*EXERCISE MATERIAL*.
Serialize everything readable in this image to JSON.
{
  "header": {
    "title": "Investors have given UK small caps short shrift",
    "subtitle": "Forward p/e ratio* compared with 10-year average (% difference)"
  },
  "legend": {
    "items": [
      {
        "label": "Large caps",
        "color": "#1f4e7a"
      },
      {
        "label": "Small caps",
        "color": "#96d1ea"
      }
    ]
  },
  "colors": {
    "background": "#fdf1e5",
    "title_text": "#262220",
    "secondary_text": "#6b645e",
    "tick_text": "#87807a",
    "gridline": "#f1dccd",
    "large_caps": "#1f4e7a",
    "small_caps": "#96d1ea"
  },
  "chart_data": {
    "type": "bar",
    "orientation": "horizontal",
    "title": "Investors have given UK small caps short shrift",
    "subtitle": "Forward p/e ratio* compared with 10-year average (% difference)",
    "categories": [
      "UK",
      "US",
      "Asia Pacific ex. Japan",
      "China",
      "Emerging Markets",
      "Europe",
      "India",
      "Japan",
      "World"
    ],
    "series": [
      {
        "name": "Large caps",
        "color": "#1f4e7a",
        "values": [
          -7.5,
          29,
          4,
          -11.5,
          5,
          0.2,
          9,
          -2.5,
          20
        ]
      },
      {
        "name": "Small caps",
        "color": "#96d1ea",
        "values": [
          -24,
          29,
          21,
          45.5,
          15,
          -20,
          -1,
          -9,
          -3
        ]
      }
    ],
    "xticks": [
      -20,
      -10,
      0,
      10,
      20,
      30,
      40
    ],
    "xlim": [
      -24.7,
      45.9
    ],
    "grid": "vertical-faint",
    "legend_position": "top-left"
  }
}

*AIM*. Which lines hold the word "Forward"? Copy all of them.

*RESULT OF THIS EXERCISE*.
    "subtitle": "Forward p/e ratio* compared with 10-year average (% difference)"
    "subtitle": "Forward p/e ratio* compared with 10-year average (% difference)",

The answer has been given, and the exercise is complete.